• _AIM_:
Transcribe the entries exactly; images are not part of the copy.

• _ENTRIES SHOWN_:
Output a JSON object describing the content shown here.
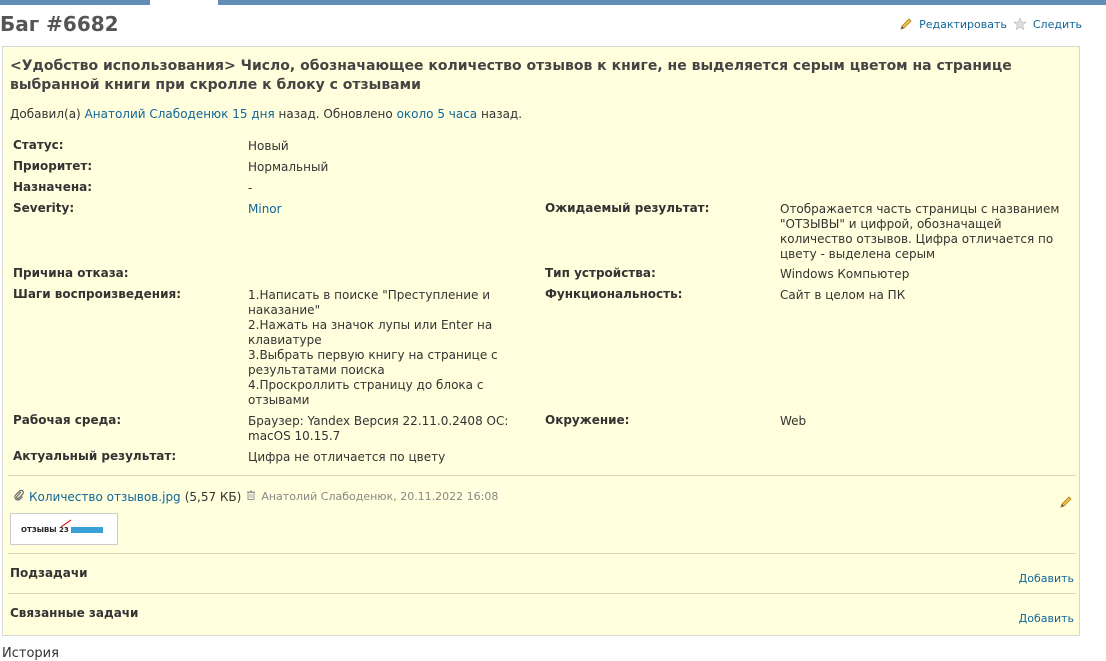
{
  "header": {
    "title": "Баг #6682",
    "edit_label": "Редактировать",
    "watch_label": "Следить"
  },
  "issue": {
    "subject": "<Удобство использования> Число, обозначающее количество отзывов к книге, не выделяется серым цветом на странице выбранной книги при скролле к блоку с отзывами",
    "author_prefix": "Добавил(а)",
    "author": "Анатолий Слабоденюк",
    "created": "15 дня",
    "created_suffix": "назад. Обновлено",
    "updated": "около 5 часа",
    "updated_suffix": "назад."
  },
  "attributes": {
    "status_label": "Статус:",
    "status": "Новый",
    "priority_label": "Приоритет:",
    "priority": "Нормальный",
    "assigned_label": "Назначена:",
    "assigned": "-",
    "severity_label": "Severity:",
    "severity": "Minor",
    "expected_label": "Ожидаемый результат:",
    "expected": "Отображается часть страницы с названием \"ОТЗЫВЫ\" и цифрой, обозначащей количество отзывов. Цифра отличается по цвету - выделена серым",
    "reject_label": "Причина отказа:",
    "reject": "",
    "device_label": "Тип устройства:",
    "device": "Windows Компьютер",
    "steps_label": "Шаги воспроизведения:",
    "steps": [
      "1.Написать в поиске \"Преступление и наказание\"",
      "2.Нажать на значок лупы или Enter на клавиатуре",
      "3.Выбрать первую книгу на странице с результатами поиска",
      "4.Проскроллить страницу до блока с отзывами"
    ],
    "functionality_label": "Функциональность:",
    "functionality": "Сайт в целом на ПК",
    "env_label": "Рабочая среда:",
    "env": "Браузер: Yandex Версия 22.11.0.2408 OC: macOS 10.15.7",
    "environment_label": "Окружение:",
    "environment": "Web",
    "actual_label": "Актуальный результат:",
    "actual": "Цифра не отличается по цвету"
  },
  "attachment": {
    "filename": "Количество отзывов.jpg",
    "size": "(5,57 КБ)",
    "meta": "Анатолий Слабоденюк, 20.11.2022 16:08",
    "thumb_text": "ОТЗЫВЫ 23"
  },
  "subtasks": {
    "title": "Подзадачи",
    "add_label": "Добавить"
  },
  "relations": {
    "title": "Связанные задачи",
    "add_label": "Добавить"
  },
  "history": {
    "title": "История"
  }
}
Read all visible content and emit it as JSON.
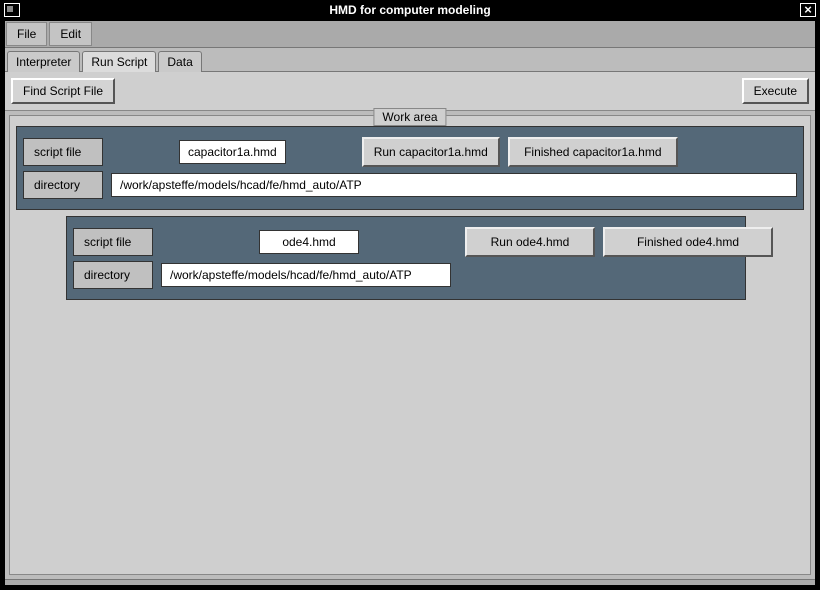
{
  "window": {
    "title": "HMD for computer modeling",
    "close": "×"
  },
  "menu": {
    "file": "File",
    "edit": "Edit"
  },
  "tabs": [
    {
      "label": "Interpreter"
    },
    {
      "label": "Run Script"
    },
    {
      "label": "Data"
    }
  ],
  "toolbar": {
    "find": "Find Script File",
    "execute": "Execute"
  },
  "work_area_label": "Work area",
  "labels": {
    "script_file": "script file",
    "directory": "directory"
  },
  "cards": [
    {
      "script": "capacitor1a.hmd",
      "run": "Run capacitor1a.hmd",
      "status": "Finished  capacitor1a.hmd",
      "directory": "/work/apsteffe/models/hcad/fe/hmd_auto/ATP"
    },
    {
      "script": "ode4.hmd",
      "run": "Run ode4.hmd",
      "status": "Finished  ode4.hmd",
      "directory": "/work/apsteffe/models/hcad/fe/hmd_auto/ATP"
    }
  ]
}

• _COMPLETED EXERCISE_:
Output a JSON object describing the content shown here.
{
  "header": {
    "title": "Баг #6682",
    "edit_label": "Редактировать",
    "watch_label": "Следить"
  },
  "issue": {
    "subject": "<Удобство использования> Число, обозначающее количество отзывов к книге, не выделяется серым цветом на странице выбранной книги при скролле к блоку с отзывами",
    "author_prefix": "Добавил(а)",
    "author": "Анатолий Слабоденюк",
    "created": "15 дня",
    "created_suffix": "назад. Обновлено",
    "updated": "около 5 часа",
    "updated_suffix": "назад."
  },
  "attributes": {
    "status_label": "Статус:",
    "status": "Новый",
    "priority_label": "Приоритет:",
    "priority": "Нормальный",
    "assigned_label": "Назначена:",
    "assigned": "-",
    "severity_label": "Severity:",
    "severity": "Minor",
    "expected_label": "Ожидаемый результат:",
    "expected": "Отображается часть страницы с названием \"ОТЗЫВЫ\" и цифрой, обозначащей количество отзывов. Цифра отличается по цвету - выделена серым",
    "reject_label": "Причина отказа:",
    "reject": "",
    "device_label": "Тип устройства:",
    "device": "Windows Компьютер",
    "steps_label": "Шаги воспроизведения:",
    "steps": [
      "1.Написать в поиске \"Преступление и наказание\"",
      "2.Нажать на значок лупы или Enter на клавиатуре",
      "3.Выбрать первую книгу на странице с результатами поиска",
      "4.Проскроллить страницу до блока с отзывами"
    ],
    "functionality_label": "Функциональность:",
    "functionality": "Сайт в целом на ПК",
    "env_label": "Рабочая среда:",
    "env": "Браузер: Yandex Версия 22.11.0.2408 OC: macOS 10.15.7",
    "environment_label": "Окружение:",
    "environment": "Web",
    "actual_label": "Актуальный результат:",
    "actual": "Цифра не отличается по цвету"
  },
  "attachment": {
    "filename": "Количество отзывов.jpg",
    "size": "(5,57 КБ)",
    "meta": "Анатолий Слабоденюк, 20.11.2022 16:08",
    "thumb_text": "ОТЗЫВЫ 23"
  },
  "subtasks": {
    "title": "Подзадачи",
    "add_label": "Добавить"
  },
  "relations": {
    "title": "Связанные задачи",
    "add_label": "Добавить"
  },
  "history": {
    "title": "История"
  }
}
Read all visible content and emit it as JSON.
{
  "window": {
    "title": "HMD for computer modeling",
    "close": "×"
  },
  "menu": {
    "file": "File",
    "edit": "Edit"
  },
  "tabs": [
    {
      "label": "Interpreter"
    },
    {
      "label": "Run Script"
    },
    {
      "label": "Data"
    }
  ],
  "toolbar": {
    "find": "Find Script File",
    "execute": "Execute"
  },
  "work_area_label": "Work area",
  "labels": {
    "script_file": "script file",
    "directory": "directory"
  },
  "cards": [
    {
      "script": "capacitor1a.hmd",
      "run": "Run capacitor1a.hmd",
      "status": "Finished  capacitor1a.hmd",
      "directory": "/work/apsteffe/models/hcad/fe/hmd_auto/ATP"
    },
    {
      "script": "ode4.hmd",
      "run": "Run ode4.hmd",
      "status": "Finished  ode4.hmd",
      "directory": "/work/apsteffe/models/hcad/fe/hmd_auto/ATP"
    }
  ]
}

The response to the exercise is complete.